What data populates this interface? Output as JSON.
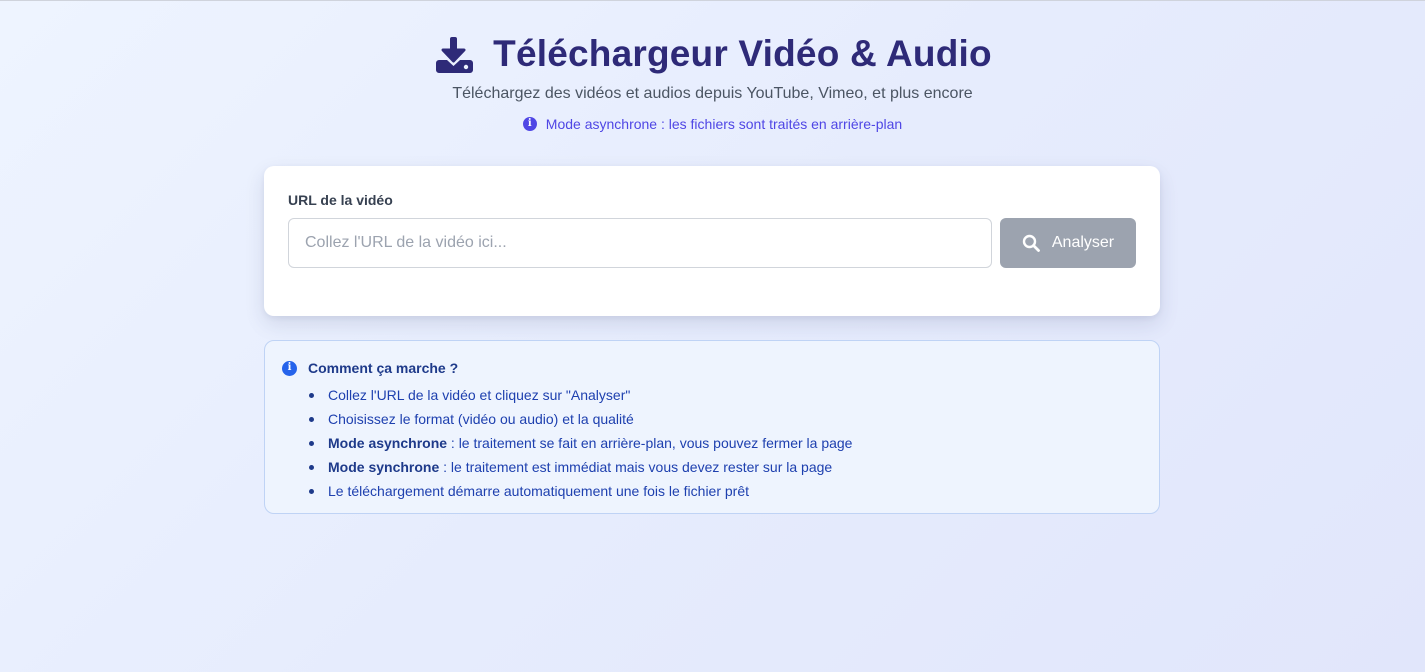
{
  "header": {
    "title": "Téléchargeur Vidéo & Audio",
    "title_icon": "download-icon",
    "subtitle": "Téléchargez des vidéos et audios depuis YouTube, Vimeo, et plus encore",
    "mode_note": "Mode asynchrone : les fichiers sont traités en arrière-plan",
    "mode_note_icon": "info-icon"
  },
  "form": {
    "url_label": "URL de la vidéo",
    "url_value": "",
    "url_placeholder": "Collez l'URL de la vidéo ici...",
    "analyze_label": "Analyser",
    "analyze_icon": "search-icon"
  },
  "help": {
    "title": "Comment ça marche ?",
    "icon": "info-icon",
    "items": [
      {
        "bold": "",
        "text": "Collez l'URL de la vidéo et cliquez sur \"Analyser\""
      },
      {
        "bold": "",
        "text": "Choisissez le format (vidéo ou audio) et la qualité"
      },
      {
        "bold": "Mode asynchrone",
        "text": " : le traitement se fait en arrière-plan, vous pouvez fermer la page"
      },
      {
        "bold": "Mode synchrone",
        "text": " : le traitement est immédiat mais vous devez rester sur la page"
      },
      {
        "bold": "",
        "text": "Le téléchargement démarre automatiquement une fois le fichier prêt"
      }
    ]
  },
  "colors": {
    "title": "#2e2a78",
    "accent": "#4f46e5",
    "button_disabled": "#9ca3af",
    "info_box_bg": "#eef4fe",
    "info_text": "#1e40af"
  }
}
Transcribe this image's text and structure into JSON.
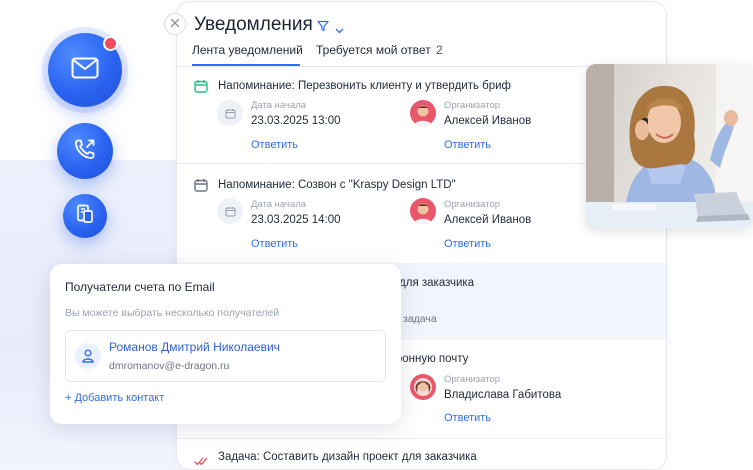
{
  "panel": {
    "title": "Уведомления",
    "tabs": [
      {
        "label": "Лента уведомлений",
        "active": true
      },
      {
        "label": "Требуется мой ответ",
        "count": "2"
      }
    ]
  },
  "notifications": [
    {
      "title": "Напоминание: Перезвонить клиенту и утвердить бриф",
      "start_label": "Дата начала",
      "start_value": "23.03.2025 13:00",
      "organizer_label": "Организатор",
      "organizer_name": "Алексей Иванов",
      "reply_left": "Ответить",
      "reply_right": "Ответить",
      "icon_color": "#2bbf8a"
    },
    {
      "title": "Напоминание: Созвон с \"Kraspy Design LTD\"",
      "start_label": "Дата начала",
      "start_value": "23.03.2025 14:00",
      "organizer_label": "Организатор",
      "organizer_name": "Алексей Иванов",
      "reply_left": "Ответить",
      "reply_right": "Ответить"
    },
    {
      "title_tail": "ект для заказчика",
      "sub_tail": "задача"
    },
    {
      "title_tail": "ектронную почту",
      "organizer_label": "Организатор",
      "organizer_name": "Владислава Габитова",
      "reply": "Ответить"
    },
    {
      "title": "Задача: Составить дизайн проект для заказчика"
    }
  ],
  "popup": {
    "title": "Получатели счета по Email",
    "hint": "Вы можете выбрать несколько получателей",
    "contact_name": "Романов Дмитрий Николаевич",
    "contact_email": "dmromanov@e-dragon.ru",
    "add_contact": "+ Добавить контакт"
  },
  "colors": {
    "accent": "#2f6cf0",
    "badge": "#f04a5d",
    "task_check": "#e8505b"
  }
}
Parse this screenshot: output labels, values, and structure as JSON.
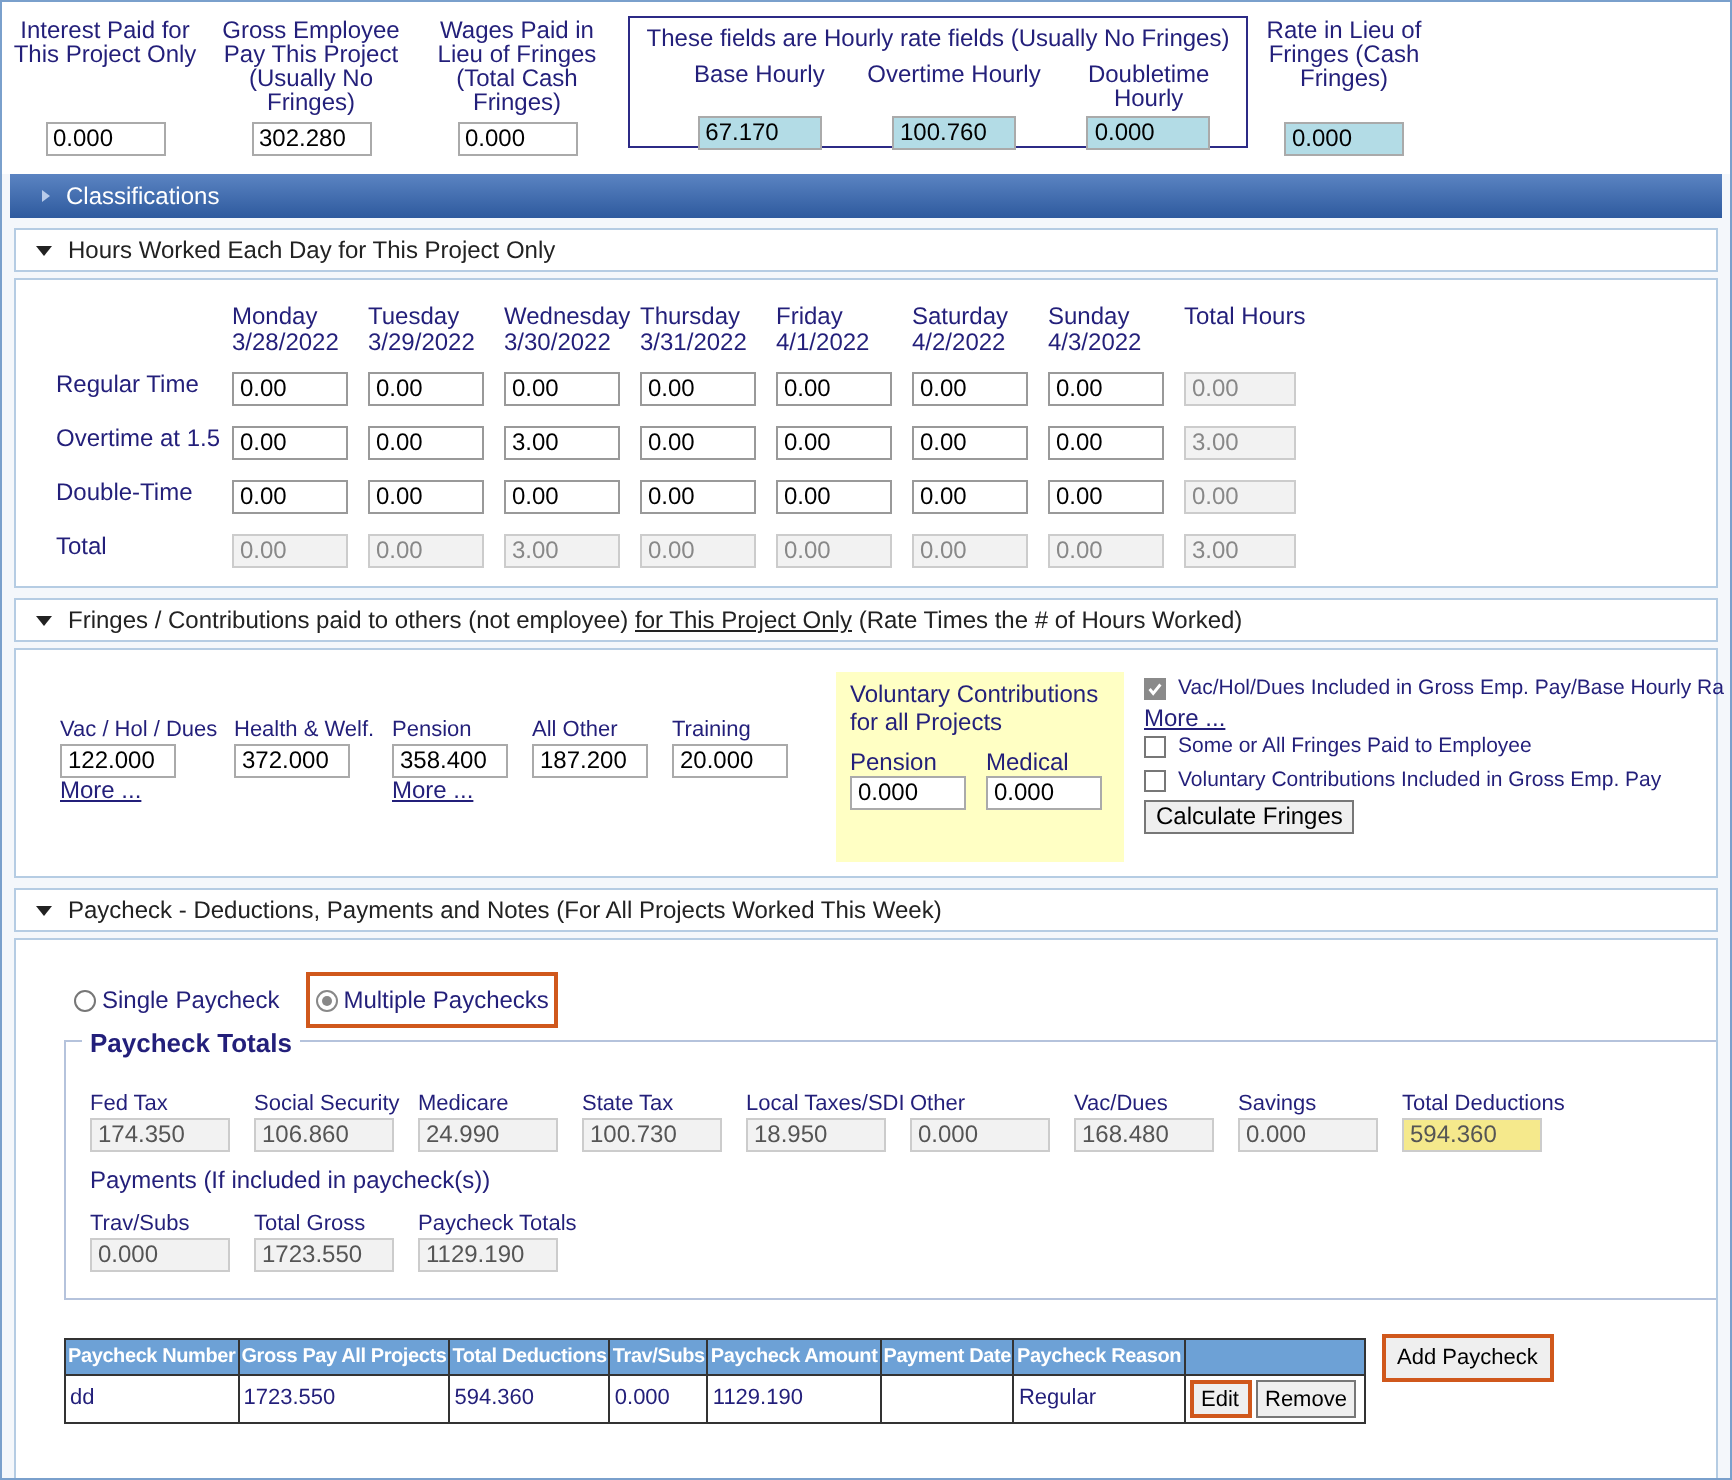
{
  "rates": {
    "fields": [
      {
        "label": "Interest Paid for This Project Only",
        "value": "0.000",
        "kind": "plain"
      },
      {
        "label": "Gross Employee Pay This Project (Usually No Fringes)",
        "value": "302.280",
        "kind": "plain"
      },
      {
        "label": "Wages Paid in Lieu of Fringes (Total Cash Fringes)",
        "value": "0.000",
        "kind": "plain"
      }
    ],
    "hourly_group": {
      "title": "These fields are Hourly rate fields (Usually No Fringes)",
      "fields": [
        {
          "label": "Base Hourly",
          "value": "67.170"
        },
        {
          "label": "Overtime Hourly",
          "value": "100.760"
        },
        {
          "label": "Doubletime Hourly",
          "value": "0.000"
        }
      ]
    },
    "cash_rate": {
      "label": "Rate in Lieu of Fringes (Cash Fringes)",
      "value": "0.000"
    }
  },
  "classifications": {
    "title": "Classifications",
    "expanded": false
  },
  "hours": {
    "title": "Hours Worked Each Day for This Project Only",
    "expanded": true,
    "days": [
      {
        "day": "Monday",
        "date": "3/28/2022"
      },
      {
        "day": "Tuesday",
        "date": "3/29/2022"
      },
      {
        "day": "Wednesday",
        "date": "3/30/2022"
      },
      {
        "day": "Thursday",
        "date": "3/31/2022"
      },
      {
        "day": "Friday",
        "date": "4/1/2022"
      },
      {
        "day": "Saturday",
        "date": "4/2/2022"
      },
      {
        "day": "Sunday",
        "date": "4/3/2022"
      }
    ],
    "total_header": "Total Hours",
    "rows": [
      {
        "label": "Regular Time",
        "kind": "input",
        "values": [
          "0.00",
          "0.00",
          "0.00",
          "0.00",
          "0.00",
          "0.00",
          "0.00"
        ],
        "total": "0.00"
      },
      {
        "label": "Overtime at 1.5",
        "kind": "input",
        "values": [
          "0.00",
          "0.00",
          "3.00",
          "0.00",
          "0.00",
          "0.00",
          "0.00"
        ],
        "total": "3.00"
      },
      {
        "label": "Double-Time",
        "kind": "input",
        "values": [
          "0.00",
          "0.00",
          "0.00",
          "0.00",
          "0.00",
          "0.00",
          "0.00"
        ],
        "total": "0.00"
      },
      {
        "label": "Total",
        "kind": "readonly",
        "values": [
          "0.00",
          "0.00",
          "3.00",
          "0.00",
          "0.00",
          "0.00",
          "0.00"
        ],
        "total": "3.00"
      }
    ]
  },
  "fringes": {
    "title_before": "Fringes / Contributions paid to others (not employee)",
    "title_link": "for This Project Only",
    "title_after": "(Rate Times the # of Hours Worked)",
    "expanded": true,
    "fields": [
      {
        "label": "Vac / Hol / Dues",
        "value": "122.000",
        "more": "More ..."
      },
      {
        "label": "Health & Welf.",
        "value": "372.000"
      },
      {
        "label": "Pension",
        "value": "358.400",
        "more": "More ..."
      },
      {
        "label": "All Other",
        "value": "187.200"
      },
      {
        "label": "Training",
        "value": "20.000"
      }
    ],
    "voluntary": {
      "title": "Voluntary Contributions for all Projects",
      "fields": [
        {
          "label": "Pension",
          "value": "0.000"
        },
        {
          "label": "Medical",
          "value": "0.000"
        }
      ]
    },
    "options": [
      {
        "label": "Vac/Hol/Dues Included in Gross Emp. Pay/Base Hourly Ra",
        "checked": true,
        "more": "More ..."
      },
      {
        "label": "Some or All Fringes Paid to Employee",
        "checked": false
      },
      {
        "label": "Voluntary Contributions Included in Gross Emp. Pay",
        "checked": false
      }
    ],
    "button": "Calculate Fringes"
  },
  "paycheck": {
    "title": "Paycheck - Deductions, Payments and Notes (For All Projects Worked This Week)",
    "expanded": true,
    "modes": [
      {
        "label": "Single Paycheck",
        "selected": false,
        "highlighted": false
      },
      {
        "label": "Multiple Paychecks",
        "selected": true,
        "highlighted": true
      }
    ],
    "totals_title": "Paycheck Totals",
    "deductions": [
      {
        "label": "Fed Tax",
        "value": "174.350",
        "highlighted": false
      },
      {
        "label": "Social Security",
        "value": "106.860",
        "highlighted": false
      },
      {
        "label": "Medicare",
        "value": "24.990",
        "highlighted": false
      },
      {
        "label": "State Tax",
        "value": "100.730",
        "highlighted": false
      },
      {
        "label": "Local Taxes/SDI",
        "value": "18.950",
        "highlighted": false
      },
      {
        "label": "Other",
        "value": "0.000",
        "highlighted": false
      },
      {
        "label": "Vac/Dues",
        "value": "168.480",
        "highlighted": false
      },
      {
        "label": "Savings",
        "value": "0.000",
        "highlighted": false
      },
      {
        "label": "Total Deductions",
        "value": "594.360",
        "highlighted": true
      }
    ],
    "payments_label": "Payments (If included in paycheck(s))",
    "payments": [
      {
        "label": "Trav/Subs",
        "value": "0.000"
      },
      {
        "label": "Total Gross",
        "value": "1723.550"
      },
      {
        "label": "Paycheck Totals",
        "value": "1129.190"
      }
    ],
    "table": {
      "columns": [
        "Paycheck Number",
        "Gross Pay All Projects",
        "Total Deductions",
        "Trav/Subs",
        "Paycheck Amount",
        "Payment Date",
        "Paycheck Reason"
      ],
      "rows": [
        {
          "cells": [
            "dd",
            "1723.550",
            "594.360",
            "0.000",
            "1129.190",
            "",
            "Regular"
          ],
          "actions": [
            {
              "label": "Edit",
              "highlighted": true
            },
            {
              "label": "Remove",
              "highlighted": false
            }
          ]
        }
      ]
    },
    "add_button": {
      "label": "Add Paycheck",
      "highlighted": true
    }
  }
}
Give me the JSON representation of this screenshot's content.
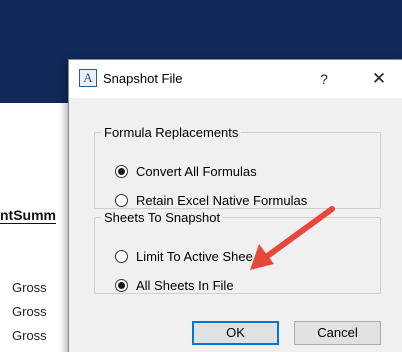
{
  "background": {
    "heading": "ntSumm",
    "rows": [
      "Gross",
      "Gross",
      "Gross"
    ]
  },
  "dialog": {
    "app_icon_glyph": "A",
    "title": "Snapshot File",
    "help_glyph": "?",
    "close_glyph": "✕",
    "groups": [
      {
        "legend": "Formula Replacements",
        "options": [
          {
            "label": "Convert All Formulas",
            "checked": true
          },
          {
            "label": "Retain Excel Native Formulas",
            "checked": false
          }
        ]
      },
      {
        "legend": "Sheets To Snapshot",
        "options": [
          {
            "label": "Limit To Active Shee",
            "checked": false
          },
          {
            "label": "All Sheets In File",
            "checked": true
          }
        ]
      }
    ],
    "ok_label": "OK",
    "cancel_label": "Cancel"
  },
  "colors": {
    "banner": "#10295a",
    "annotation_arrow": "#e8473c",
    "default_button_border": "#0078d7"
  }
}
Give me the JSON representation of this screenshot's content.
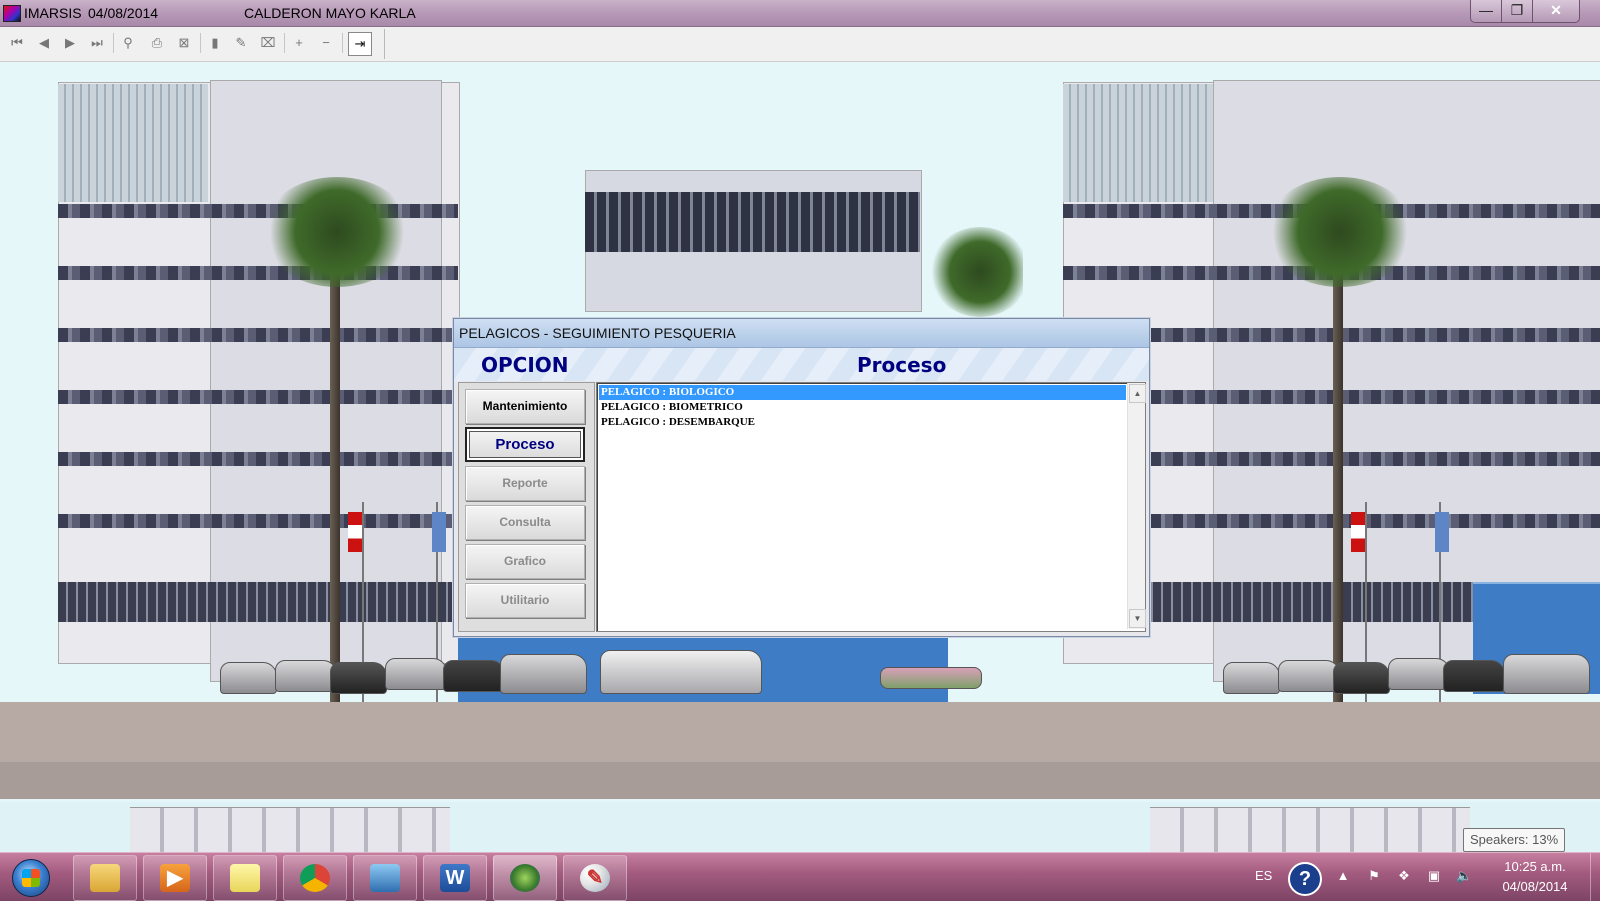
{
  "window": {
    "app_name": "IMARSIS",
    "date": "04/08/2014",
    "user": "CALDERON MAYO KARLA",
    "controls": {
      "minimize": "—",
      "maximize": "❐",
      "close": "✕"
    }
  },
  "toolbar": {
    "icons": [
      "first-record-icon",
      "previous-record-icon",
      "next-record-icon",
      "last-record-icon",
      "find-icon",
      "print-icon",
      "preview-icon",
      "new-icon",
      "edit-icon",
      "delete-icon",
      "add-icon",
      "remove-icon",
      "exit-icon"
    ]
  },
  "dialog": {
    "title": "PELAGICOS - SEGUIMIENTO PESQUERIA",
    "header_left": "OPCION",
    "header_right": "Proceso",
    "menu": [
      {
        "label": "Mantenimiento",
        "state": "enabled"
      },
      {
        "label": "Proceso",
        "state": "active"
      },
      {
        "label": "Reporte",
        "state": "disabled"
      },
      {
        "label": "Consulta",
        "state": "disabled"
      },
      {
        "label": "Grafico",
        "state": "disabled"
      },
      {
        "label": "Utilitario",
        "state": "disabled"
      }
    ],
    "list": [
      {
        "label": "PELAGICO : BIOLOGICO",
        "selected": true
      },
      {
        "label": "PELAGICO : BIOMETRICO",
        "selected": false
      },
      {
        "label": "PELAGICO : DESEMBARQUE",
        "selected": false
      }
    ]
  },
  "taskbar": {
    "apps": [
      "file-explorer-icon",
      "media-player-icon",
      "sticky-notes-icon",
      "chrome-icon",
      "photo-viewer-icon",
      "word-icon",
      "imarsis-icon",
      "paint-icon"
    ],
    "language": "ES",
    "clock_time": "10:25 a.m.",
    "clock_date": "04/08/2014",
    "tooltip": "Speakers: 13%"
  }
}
☆ ☆ ☆
• [Problem to solve]
Pull out all lines containing the word "asynchrone" from the entries above.

• [Result for this task]
    "mode_note": "Mode asynchrone : les fichiers sont traités en arrière-plan",
        "bold": "Mode asynchrone",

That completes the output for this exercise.